## PROBLEM DETAILS
Gather all lines in the entries below that include the word "mode".
-- START OF GIVEN DATA --
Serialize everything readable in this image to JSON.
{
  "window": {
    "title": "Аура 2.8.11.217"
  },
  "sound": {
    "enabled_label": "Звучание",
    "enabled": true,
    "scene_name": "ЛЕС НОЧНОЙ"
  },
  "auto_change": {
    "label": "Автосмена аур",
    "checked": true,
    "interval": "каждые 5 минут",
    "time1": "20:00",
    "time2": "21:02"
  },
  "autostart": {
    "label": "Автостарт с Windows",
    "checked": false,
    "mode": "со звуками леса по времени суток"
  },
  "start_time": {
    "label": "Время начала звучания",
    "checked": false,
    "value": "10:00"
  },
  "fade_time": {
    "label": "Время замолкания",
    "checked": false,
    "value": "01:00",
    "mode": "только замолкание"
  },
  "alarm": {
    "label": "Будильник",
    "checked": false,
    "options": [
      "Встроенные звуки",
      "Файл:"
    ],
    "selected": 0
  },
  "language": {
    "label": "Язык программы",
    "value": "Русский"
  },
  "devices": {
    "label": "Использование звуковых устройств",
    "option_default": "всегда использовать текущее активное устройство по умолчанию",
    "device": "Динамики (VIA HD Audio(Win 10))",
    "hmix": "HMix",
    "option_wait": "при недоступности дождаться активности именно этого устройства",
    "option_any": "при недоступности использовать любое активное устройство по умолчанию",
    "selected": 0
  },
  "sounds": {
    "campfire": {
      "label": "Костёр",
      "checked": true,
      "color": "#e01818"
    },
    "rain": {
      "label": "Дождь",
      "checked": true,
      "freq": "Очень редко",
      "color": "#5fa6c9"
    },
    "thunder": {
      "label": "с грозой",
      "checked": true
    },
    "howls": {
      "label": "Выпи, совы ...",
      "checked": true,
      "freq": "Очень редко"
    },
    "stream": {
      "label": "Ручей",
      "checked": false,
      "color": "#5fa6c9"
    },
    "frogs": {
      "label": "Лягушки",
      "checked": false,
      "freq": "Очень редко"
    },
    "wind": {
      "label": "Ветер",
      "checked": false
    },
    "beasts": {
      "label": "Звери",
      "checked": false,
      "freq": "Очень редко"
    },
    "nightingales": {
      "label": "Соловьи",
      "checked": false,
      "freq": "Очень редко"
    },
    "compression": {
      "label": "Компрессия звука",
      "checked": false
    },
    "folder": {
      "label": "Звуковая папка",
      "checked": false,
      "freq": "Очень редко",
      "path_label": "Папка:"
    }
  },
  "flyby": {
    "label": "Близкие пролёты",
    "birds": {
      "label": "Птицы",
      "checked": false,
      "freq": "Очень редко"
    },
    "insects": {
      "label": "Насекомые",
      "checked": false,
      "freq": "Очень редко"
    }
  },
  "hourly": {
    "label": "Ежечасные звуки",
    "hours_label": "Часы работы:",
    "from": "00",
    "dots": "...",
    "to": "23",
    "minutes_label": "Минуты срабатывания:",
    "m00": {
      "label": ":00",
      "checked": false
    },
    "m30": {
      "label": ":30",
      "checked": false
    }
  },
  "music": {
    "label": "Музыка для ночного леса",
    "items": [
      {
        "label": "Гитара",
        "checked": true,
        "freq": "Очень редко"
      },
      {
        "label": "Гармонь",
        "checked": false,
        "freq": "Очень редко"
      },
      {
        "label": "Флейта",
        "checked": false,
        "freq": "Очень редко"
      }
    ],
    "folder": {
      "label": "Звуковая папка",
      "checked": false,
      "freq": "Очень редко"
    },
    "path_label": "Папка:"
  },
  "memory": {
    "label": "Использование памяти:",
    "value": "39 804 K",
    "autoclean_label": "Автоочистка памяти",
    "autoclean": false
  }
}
-- END OF GIVEN DATA --
## RESULT FOR THIS EXERCISE
    "mode": "со звуками леса по времени суток"
    "mode": "только замолкание"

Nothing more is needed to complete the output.